INPUT FOR THIS TASK:
==================================================
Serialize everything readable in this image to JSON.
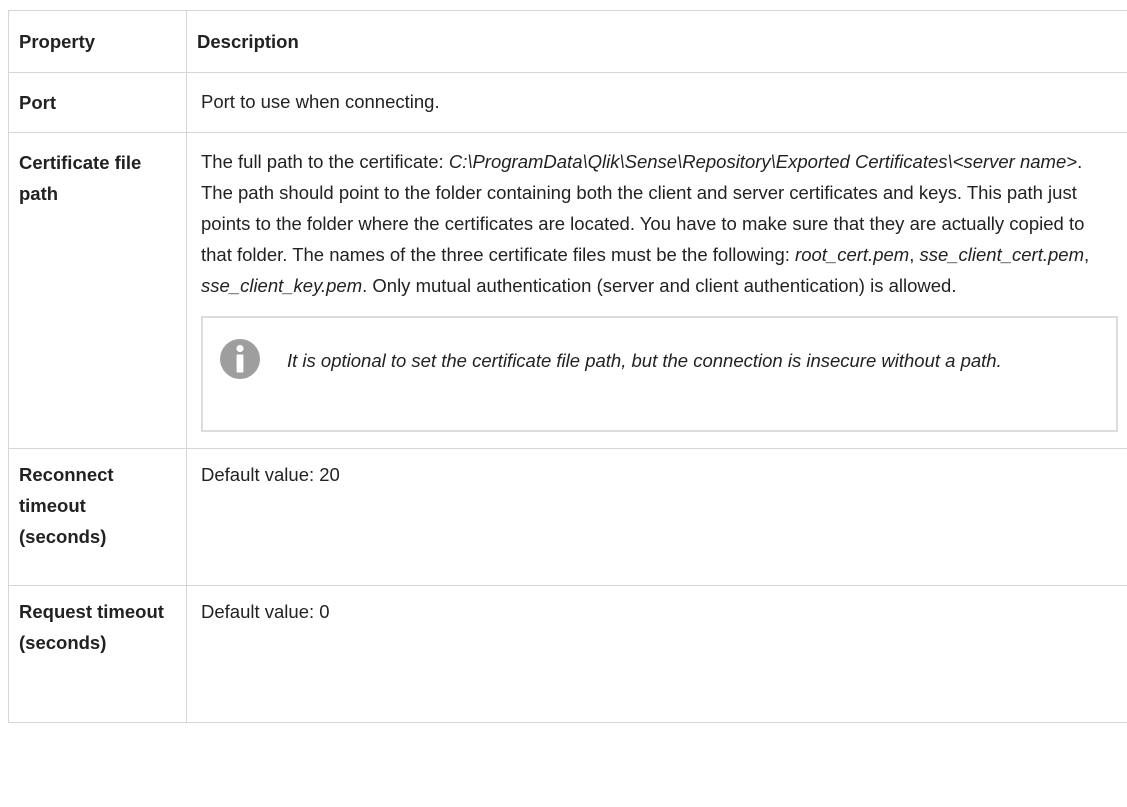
{
  "table": {
    "headers": {
      "property": "Property",
      "description": "Description"
    },
    "rows": {
      "port": {
        "property": "Port",
        "description": "Port to use when connecting."
      },
      "certificate": {
        "property": "Certificate file path",
        "desc_part1": "The full path to the certificate: ",
        "path_example": "C:\\ProgramData\\Qlik\\Sense\\Repository\\Exported Certificates\\<server name>",
        "desc_part2": ". The path should point to the folder containing both the client and server certificates and keys. This path just points to the folder where the certificates are located. You have to make sure that they are actually copied to that folder. The names of the three certificate files must be the following: ",
        "file_root": "root_cert.pem",
        "sep1": ", ",
        "file_client": "sse_client_cert.pem",
        "sep2": ", ",
        "file_key": "sse_client_key.pem",
        "desc_part3": ". Only mutual authentication (server and client authentication) is allowed.",
        "note": {
          "icon": "info-icon",
          "text": "It is optional to set the certificate file path, but the connection is insecure without a path."
        }
      },
      "reconnect": {
        "property": "Reconnect timeout (seconds)",
        "description": "Default value: 20"
      },
      "request": {
        "property": "Request timeout (seconds)",
        "description": "Default value: 0"
      }
    }
  },
  "colors": {
    "border": "#d6d6d6",
    "note_border": "#dcdcdc",
    "icon": "#9e9e9e",
    "text": "#222222"
  }
}
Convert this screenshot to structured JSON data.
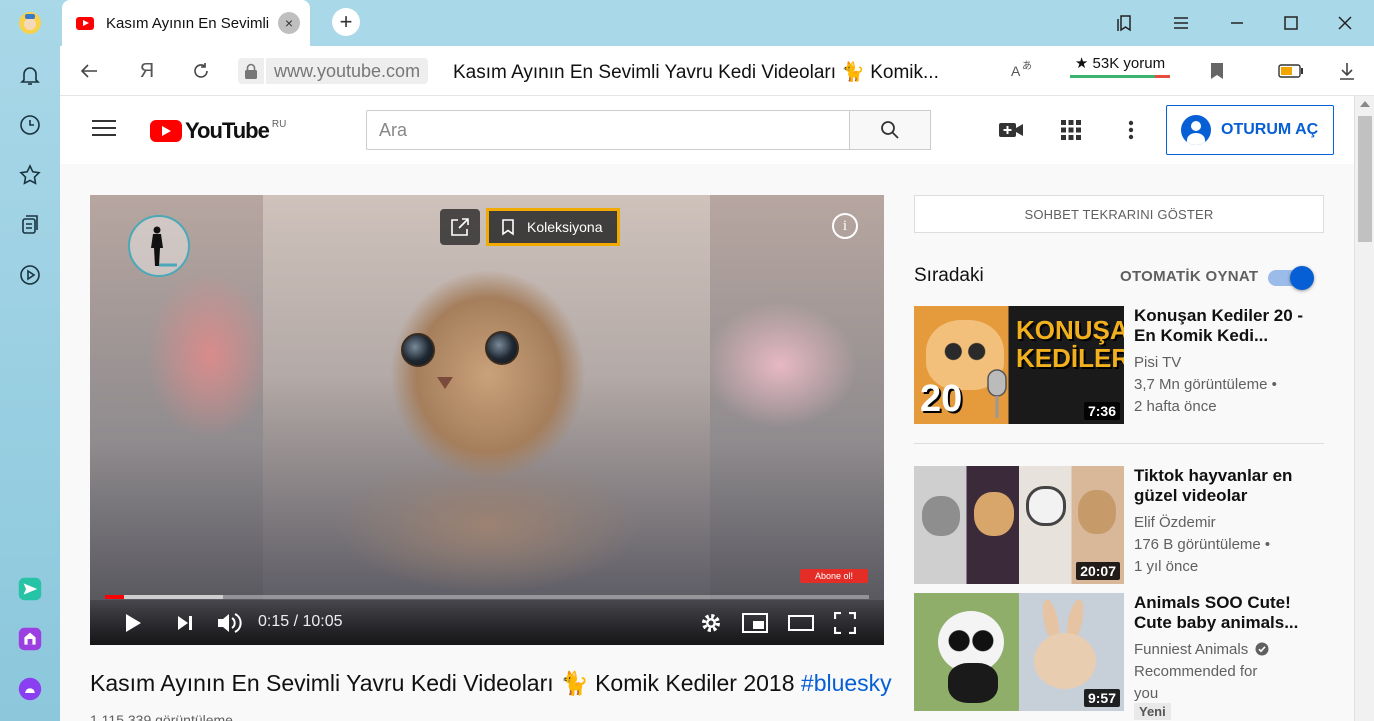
{
  "browser": {
    "tab_title": "Kasım Ayının En Sevimli",
    "tab_close": "×",
    "new_tab": "+",
    "domain": "www.youtube.com",
    "page_title": "Kasım Ayının En Sevimli Yavru Kedi Videoları 🐈 Komik...",
    "reviews": "★ 53K yorum",
    "yandex_letter": "Я"
  },
  "youtube": {
    "logo_text": "YouTube",
    "region": "RU",
    "search_placeholder": "Ara",
    "signin_label": "OTURUM AÇ"
  },
  "player": {
    "collection_label": "Koleksiyona",
    "info": "i",
    "subscribe_badge": "Abone ol!",
    "time": "0:15 / 10:05",
    "progress_played": 0.025,
    "progress_buffered": 0.155
  },
  "video": {
    "title": "Kasım Ayının En Sevimli Yavru Kedi Videoları 🐈 Komik Kediler 2018",
    "hashtag": "#bluesky",
    "views_partial": "1.115.339 görüntüleme"
  },
  "sidebar": {
    "chat_replay": "SOHBET TEKRARINI GÖSTER",
    "up_next": "Sıradaki",
    "autoplay_label": "OTOMATİK OYNAT",
    "autoplay_on": true,
    "recommendations": [
      {
        "title": "Konuşan Kediler 20 - En Komik Kedi...",
        "channel": "Pisi TV",
        "views": "3,7 Mn görüntüleme •",
        "age": "2 hafta önce",
        "duration": "7:36",
        "thumb_text": "KONUŞAN KEDİLER",
        "thumb_number": "20"
      },
      {
        "title": "Tiktok hayvanlar en güzel videolar",
        "channel": "Elif Özdemir",
        "views": "176 B görüntüleme •",
        "age": "1 yıl önce",
        "duration": "20:07"
      },
      {
        "title": "Animals SOO Cute! Cute baby animals...",
        "channel": "Funniest Animals",
        "views": "Recommended for",
        "age": "you",
        "duration": "9:57",
        "badge": "Yeni"
      }
    ]
  },
  "colors": {
    "accent_blue": "#065fd4",
    "youtube_red": "#ff0000",
    "collection_outline": "#f2a900"
  }
}
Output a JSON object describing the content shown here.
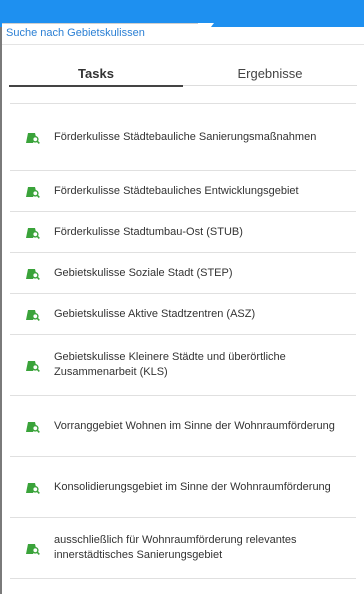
{
  "panel": {
    "tab_title": "Suche nach Gebietskulissen",
    "segments": [
      {
        "label": "Tasks",
        "selected": true
      },
      {
        "label": "Ergebnisse",
        "selected": false
      }
    ]
  },
  "tasks": [
    {
      "label": "Förderkulisse Städtebauliche Sanierungsmaßnahmen"
    },
    {
      "label": "Förderkulisse Städtebauliches Entwicklungsgebiet"
    },
    {
      "label": "Förderkulisse Stadtumbau-Ost (STUB)"
    },
    {
      "label": "Gebietskulisse Soziale Stadt (STEP)"
    },
    {
      "label": "Gebietskulisse Aktive Stadtzentren (ASZ)"
    },
    {
      "label": "Gebietskulisse Kleinere Städte und überörtliche Zusammenarbeit (KLS)"
    },
    {
      "label": "Vorranggebiet Wohnen im Sinne der Wohnraumförderung"
    },
    {
      "label": "Konsolidierungsgebiet im Sinne der Wohnraumförderung"
    },
    {
      "label": "ausschließlich für Wohnraumförderung relevantes innerstädtisches Sanierungsgebiet"
    }
  ],
  "colors": {
    "accent": "#1e90f0",
    "icon_green": "#3aa33a"
  },
  "icons": {
    "task": "map-search-icon"
  }
}
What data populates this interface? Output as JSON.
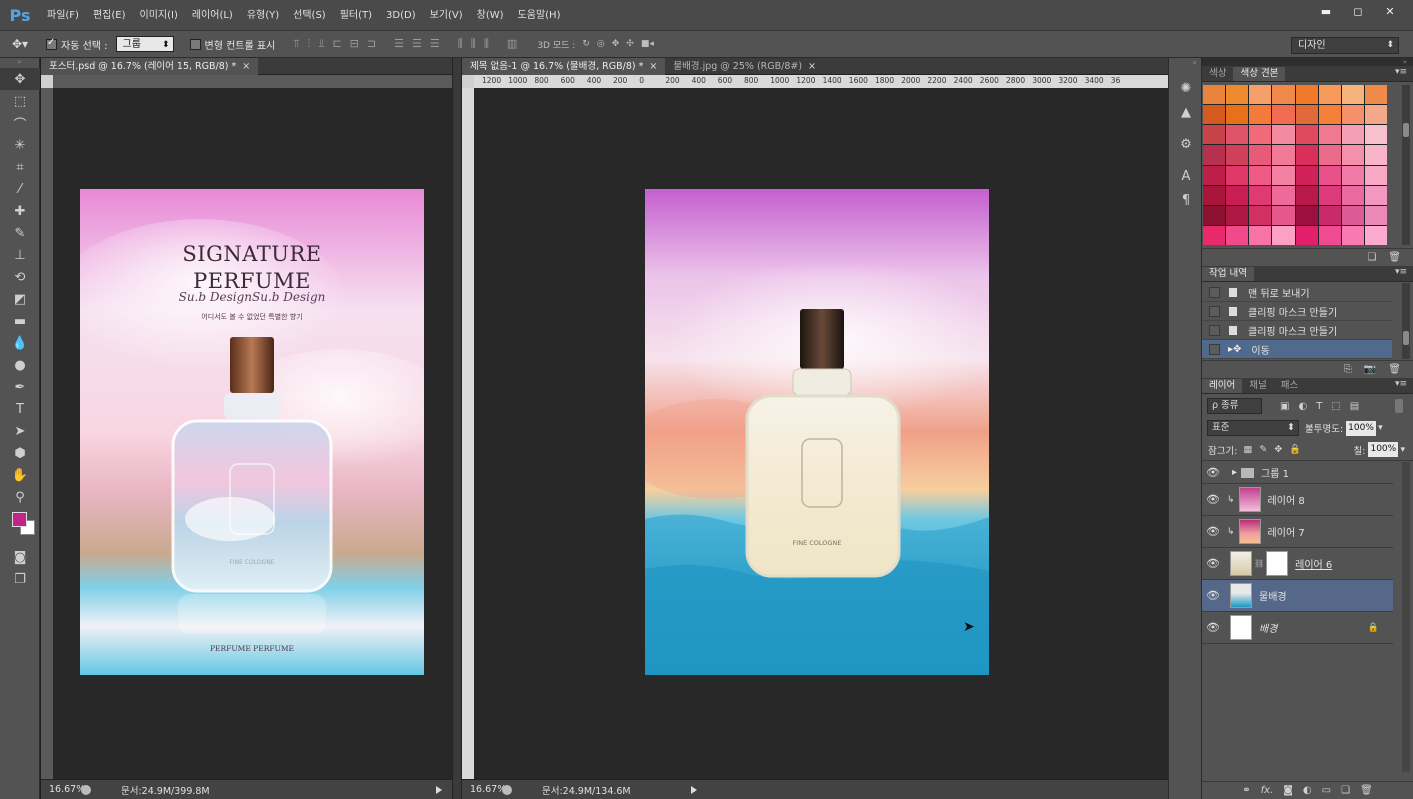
{
  "app": {
    "logo": "Ps",
    "menu": [
      "파일(F)",
      "편집(E)",
      "이미지(I)",
      "레이어(L)",
      "유형(Y)",
      "선택(S)",
      "필터(T)",
      "3D(D)",
      "보기(V)",
      "창(W)",
      "도움말(H)"
    ],
    "window_controls": [
      "▬",
      "◻",
      "✕"
    ]
  },
  "options": {
    "tool_icon": "move-tool-icon",
    "auto_select_label": "자동 선택 :",
    "auto_select_value": "그룹",
    "transform_label": "변형 컨트롤 표시",
    "mode3d_label": "3D 모드 :",
    "workspace": "디자인"
  },
  "documents": {
    "left": {
      "tab": "포스터.psd @ 16.7% (레이어 15, RGB/8) *",
      "zoom": "16.67%",
      "doc_size": "문서:24.9M/399.8M",
      "poster": {
        "title_line1": "SIGNATURE",
        "title_line2": "PERFUME",
        "script": "Su.b DesignSu.b Design",
        "tagline": "어디서도 볼 수 없었던 특별한 향기",
        "bottle_label": "FINE COLOGNE",
        "bottom": "PERFUME PERFUME"
      }
    },
    "right": {
      "tabs": [
        "제목 없음-1 @ 16.7% (물배경, RGB/8) *",
        "물배경.jpg @ 25% (RGB/8#)"
      ],
      "zoom": "16.67%",
      "doc_size": "문서:24.9M/134.6M",
      "ruler_labels": [
        "1200",
        "1000",
        "800",
        "600",
        "400",
        "200",
        "0",
        "200",
        "400",
        "600",
        "800",
        "1000",
        "1200",
        "1400",
        "1600",
        "1800",
        "2000",
        "2200",
        "2400",
        "2600",
        "2800",
        "3000",
        "3200",
        "3400",
        "36"
      ],
      "bottle_label": "FINE COLOGNE"
    }
  },
  "panels": {
    "color_tabs": [
      "색상",
      "색상 견본"
    ],
    "swatch_colors": [
      "#e8843c",
      "#f08a2e",
      "#f5a06a",
      "#ef8a4a",
      "#f07a2a",
      "#f59a5a",
      "#f4b47c",
      "#f08a4a",
      "#d45a20",
      "#e8701a",
      "#f47a3a",
      "#f26a50",
      "#e06a3a",
      "#f4803a",
      "#f4906a",
      "#f4a88a",
      "#c8424a",
      "#e0546a",
      "#f06a7a",
      "#f48aa0",
      "#e04a60",
      "#f07890",
      "#f4a0b4",
      "#f8c0cc",
      "#b83050",
      "#d0405a",
      "#e85a7a",
      "#f07a98",
      "#d8305a",
      "#ec6a8c",
      "#f490ac",
      "#f8b4c8",
      "#c01e4a",
      "#e03868",
      "#f05a86",
      "#f480a4",
      "#d02258",
      "#e8508a",
      "#f27aa8",
      "#f6a8c4",
      "#a8163c",
      "#c81e54",
      "#e03a72",
      "#ee6a98",
      "#b8184a",
      "#dc3a7a",
      "#ea6aa0",
      "#f298c0",
      "#8c1030",
      "#b01844",
      "#d03064",
      "#e4588c",
      "#9c1040",
      "#c82a6a",
      "#dc5a96",
      "#ec88b8",
      "#e82a6c",
      "#f04a8a",
      "#f874a8",
      "#fca0c4",
      "#e0206a",
      "#f04a92",
      "#f87ab0",
      "#fcaad0"
    ],
    "history_tab": "작업 내역",
    "history": [
      {
        "label": "맨 뒤로 보내기",
        "active": false
      },
      {
        "label": "클리핑 마스크 만들기",
        "active": false
      },
      {
        "label": "클리핑 마스크 만들기",
        "active": false
      },
      {
        "label": "이동",
        "active": true
      }
    ],
    "layer_tabs": [
      "레이어",
      "채널",
      "패스"
    ],
    "filter_label": "ρ 종류",
    "blend_mode": "표준",
    "opacity_label": "불투명도:",
    "opacity_value": "100%",
    "lock_label": "잠그기:",
    "fill_label": "칠:",
    "fill_value": "100%",
    "layers": [
      {
        "name": "그룹 1",
        "type": "group"
      },
      {
        "name": "레이어 8",
        "type": "clip"
      },
      {
        "name": "레이어 7",
        "type": "clip"
      },
      {
        "name": "레이어 6",
        "type": "masked"
      },
      {
        "name": "물배경",
        "type": "selected"
      },
      {
        "name": "배경",
        "type": "locked"
      }
    ],
    "footer_icons": [
      "link-icon",
      "fx-icon",
      "mask-icon",
      "adjustment-icon",
      "folder-icon",
      "new-layer-icon",
      "trash-icon"
    ]
  }
}
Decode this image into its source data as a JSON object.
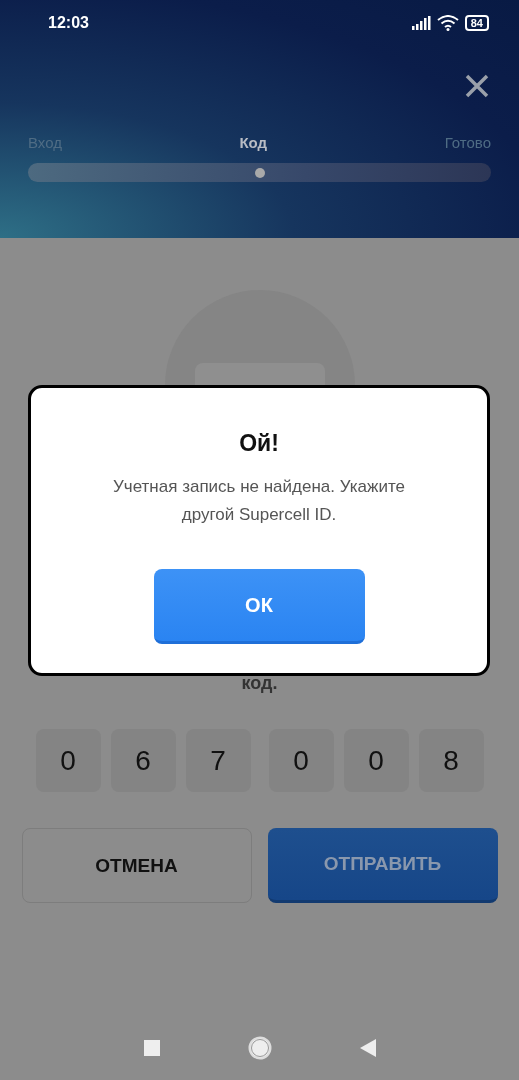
{
  "status_bar": {
    "time": "12:03",
    "battery": "84"
  },
  "steps": [
    {
      "label": "Вход",
      "selected": false
    },
    {
      "label": "Код",
      "selected": true
    },
    {
      "label": "Готово",
      "selected": false
    }
  ],
  "progress": {
    "level": 0.5
  },
  "instruction_tail": "код.",
  "code_digits": [
    "0",
    "6",
    "7",
    "0",
    "0",
    "8"
  ],
  "buttons": [
    {
      "label": "ОТМЕНА",
      "kind": "secondary"
    },
    {
      "label": "ОТПРАВИТЬ",
      "kind": "primary"
    }
  ],
  "dialog": {
    "title": "Ой!",
    "message": "Учетная запись не найдена. Укажите другой Supercell ID.",
    "button": "ОК"
  }
}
==================================================
WHAT THIS TASK INVOLVES:
Copy each line of the data above that holds "image".

TASK OUTPUT:
Serialize everything readable in this image to JSON.
Decode this image into its source data as a JSON object.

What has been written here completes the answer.